• [Stated goal]: Every entry below should be transcribed exactly; pictures stay out of the copy.

— Start of Raw data —

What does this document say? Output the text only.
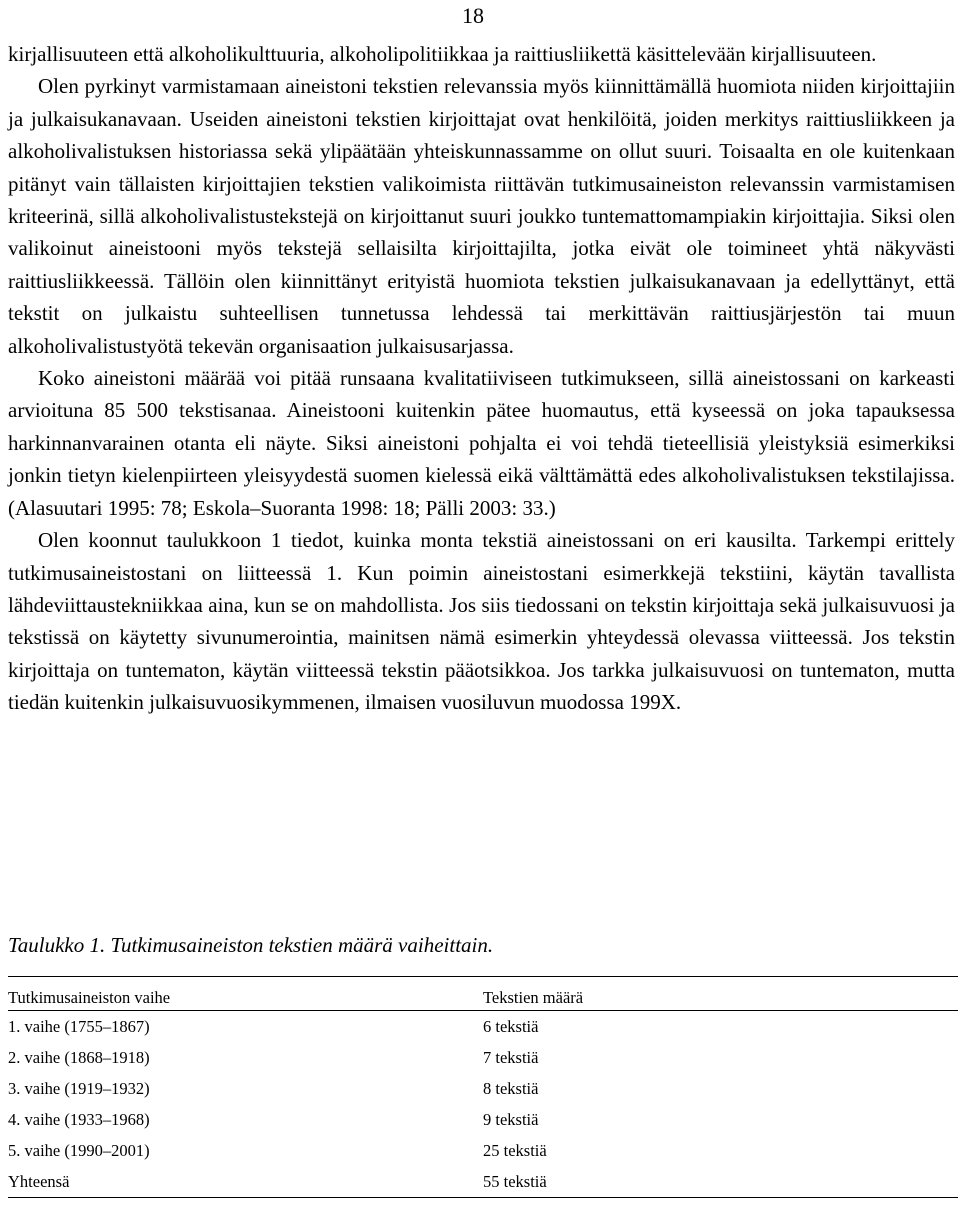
18

kirjallisuuteen että alkoholikulttuuria, alkoholipolitiikkaa ja raittiusliikettä käsittelevään kirjallisuuteen.

Olen pyrkinyt varmistamaan aineistoni tekstien relevanssia myös kiinnittämällä huomiota niiden kirjoittajiin ja julkaisukanavaan. Useiden aineistoni tekstien kirjoittajat ovat henkilöitä, joiden merkitys raittiusliikkeen ja alkoholivalistuksen historiassa sekä ylipäätään yhteiskunnassamme on ollut suuri. Toisaalta en ole kuitenkaan pitänyt vain tällaisten kirjoittajien tekstien valikoimista riittävän tutkimusaineiston relevanssin varmistamisen kriteerinä, sillä alkoholivalistustekstejä on kirjoittanut suuri joukko tuntemattomampiakin kirjoittajia. Siksi olen valikoinut aineistooni myös tekstejä sellaisilta kirjoittajilta, jotka eivät ole toimineet yhtä näkyvästi raittiusliikkeessä. Tällöin olen kiinnittänyt erityistä huomiota tekstien julkaisukanavaan ja edellyttänyt, että tekstit on julkaistu suhteellisen tunnetussa lehdessä tai merkittävän raittiusjärjestön tai muun alkoholivalistustyötä tekevän organisaation julkaisusarjassa.

Koko aineistoni määrää voi pitää runsaana kvalitatiiviseen tutkimukseen, sillä aineistossani on karkeasti arvioituna 85 500 tekstisanaa. Aineistooni kuitenkin pätee huomautus, että kyseessä on joka tapauksessa harkinnanvarainen otanta eli näyte. Siksi aineistoni pohjalta ei voi tehdä tieteellisiä yleistyksiä esimerkiksi jonkin tietyn kielenpiirteen yleisyydestä suomen kielessä eikä välttämättä edes alkoholivalistuksen tekstilajissa. (Alasuutari 1995: 78; Eskola–Suoranta 1998: 18; Pälli 2003: 33.)

Olen koonnut taulukkoon 1 tiedot, kuinka monta tekstiä aineistossani on eri kausilta. Tarkempi erittely tutkimusaineistostani on liitteessä 1. Kun poimin aineistostani esimerkkejä tekstiini, käytän tavallista lähdeviittaustekniikkaa aina, kun se on mahdollista. Jos siis tiedossani on tekstin kirjoittaja sekä julkaisuvuosi ja tekstissä on käytetty sivunumerointia, mainitsen nämä esimerkin yhteydessä olevassa viitteessä. Jos tekstin kirjoittaja on tuntematon, käytän viitteessä tekstin pääotsikkoa. Jos tarkka julkaisuvuosi on tuntematon, mutta tiedän kuitenkin julkaisuvuosikymmenen, ilmaisen vuosiluvun muodossa 199X.

Taulukko 1. Tutkimusaineiston tekstien määrä vaiheittain.
Tutkimusaineiston vaihe	Tekstien määrä
1. vaihe (1755–1867)	6 tekstiä
2. vaihe (1868–1918)	7 tekstiä
3. vaihe (1919–1932)	8 tekstiä
4. vaihe (1933–1968)	9 tekstiä
5. vaihe (1990–2001)	25 tekstiä
Yhteensä	55 tekstiä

— End of Raw data —

• [Solution for this task]:
What does this document say? Output the text only.
18

kirjallisuuteen että alkoholikulttuuria, alkoholipolitiikkaa ja raittiusliikettä käsittelevään kirjallisuuteen.

Olen pyrkinyt varmistamaan aineistoni tekstien relevanssia myös kiinnittämällä huomiota niiden kirjoittajiin ja julkaisukanavaan. Useiden aineistoni tekstien kirjoittajat ovat henkilöitä, joiden merkitys raittiusliikkeen ja alkoholivalistuksen historiassa sekä ylipäätään yhteiskunnassamme on ollut suuri. Toisaalta en ole kuitenkaan pitänyt vain tällaisten kirjoittajien tekstien valikoimista riittävän tutkimusaineiston relevanssin varmistamisen kriteerinä, sillä alkoholivalistustekstejä on kirjoittanut suuri joukko tuntemattomampiakin kirjoittajia. Siksi olen valikoinut aineistooni myös tekstejä sellaisilta kirjoittajilta, jotka eivät ole toimineet yhtä näkyvästi raittiusliikkeessä. Tällöin olen kiinnittänyt erityistä huomiota tekstien julkaisukanavaan ja edellyttänyt, että tekstit on julkaistu suhteellisen tunnetussa lehdessä tai merkittävän raittiusjärjestön tai muun alkoholivalistustyötä tekevän organisaation julkaisusarjassa.

Koko aineistoni määrää voi pitää runsaana kvalitatiiviseen tutkimukseen, sillä aineistossani on karkeasti arvioituna 85 500 tekstisanaa. Aineistooni kuitenkin pätee huomautus, että kyseessä on joka tapauksessa harkinnanvarainen otanta eli näyte. Siksi aineistoni pohjalta ei voi tehdä tieteellisiä yleistyksiä esimerkiksi jonkin tietyn kielenpiirteen yleisyydestä suomen kielessä eikä välttämättä edes alkoholivalistuksen tekstilajissa. (Alasuutari 1995: 78; Eskola–Suoranta 1998: 18; Pälli 2003: 33.)

Olen koonnut taulukkoon 1 tiedot, kuinka monta tekstiä aineistossani on eri kausilta. Tarkempi erittely tutkimusaineistostani on liitteessä 1. Kun poimin aineistostani esimerkkejä tekstiini, käytän tavallista lähdeviittaustekniikkaa aina, kun se on mahdollista. Jos siis tiedossani on tekstin kirjoittaja sekä julkaisuvuosi ja tekstissä on käytetty sivunumerointia, mainitsen nämä esimerkin yhteydessä olevassa viitteessä. Jos tekstin kirjoittaja on tuntematon, käytän viitteessä tekstin pääotsikkoa. Jos tarkka julkaisuvuosi on tuntematon, mutta tiedän kuitenkin julkaisuvuosikymmenen, ilmaisen vuosiluvun muodossa 199X.

Taulukko 1. Tutkimusaineiston tekstien määrä vaiheittain.
Tutkimusaineiston vaihe	Tekstien määrä
1. vaihe (1755–1867)	6 tekstiä
2. vaihe (1868–1918)	7 tekstiä
3. vaihe (1919–1932)	8 tekstiä
4. vaihe (1933–1968)	9 tekstiä
5. vaihe (1990–2001)	25 tekstiä
Yhteensä	55 tekstiä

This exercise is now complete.